◆ Problem requirements: Find and copy lines holding "value".

◆ Given records:
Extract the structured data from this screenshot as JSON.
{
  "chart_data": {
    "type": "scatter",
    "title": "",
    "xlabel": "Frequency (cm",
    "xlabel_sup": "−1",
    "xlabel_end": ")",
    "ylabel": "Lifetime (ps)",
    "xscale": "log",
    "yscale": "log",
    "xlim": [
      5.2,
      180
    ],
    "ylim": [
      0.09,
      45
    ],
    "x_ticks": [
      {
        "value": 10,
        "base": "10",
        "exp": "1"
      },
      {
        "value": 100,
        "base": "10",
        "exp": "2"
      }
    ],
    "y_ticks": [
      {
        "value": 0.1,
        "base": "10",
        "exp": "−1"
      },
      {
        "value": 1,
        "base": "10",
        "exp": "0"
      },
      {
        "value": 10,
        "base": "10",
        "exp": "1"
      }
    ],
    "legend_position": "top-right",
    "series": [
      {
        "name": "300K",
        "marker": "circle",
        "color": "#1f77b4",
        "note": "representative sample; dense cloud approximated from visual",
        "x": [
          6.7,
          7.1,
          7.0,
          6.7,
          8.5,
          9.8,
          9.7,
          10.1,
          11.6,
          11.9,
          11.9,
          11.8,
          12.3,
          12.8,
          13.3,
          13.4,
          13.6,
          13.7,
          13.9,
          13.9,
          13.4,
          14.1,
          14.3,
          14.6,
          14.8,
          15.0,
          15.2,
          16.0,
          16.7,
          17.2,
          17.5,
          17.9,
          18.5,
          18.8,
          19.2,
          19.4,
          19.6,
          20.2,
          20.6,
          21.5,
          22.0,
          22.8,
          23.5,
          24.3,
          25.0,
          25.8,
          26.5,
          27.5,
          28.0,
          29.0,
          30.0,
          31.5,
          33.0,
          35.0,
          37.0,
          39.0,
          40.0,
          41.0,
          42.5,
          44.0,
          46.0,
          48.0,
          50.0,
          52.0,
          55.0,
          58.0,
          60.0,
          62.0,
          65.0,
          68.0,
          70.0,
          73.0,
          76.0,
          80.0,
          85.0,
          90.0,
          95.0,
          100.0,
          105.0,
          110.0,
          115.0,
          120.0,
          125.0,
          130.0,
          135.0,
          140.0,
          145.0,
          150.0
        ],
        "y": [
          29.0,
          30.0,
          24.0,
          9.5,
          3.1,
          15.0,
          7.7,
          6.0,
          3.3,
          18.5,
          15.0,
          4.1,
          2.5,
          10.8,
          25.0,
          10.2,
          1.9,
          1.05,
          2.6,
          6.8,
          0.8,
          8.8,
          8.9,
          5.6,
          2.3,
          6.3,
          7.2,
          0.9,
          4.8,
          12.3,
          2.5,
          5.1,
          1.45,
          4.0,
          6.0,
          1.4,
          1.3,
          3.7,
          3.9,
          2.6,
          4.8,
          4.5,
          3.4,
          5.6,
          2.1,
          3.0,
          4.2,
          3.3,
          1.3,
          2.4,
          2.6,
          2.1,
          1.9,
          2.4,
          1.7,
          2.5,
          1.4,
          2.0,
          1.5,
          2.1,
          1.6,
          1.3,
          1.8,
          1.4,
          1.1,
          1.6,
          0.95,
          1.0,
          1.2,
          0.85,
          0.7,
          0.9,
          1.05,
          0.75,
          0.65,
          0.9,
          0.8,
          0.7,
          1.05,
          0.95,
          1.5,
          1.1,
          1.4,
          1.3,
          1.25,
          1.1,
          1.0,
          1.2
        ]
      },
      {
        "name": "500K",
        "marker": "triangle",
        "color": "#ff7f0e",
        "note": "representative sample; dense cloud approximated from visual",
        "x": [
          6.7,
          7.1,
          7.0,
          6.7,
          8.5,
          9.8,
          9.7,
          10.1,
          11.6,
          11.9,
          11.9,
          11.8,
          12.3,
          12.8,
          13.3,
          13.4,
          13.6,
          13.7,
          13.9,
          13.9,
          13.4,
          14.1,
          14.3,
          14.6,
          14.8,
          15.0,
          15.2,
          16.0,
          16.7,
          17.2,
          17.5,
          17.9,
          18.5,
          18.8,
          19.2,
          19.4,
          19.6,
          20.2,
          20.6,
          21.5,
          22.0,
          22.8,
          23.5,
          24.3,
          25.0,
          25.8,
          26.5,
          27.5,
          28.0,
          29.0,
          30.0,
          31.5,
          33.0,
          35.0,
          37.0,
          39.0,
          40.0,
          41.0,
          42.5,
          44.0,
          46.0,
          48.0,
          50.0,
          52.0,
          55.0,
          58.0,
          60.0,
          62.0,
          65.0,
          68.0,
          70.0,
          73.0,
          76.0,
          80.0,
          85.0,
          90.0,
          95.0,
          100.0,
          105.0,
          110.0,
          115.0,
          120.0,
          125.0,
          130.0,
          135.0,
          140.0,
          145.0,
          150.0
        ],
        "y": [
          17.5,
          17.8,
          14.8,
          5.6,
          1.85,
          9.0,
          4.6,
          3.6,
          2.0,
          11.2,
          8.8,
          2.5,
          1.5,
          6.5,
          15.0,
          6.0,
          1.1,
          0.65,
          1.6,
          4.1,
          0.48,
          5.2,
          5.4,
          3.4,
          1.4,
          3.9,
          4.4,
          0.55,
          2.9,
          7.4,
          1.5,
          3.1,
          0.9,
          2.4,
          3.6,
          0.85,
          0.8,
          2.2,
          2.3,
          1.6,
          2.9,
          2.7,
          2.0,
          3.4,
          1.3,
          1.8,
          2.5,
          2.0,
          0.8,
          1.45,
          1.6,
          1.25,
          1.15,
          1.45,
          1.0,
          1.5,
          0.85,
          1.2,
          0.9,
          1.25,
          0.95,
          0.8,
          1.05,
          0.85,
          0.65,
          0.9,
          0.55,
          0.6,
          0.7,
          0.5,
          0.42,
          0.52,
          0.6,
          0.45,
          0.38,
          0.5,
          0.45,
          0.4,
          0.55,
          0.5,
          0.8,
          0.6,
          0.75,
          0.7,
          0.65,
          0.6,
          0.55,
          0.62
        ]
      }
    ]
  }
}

◆ Reply to the task:
        "value": 10,
        "value": 100,
        "value": 0.1,
        "value": 1,
        "value": 10,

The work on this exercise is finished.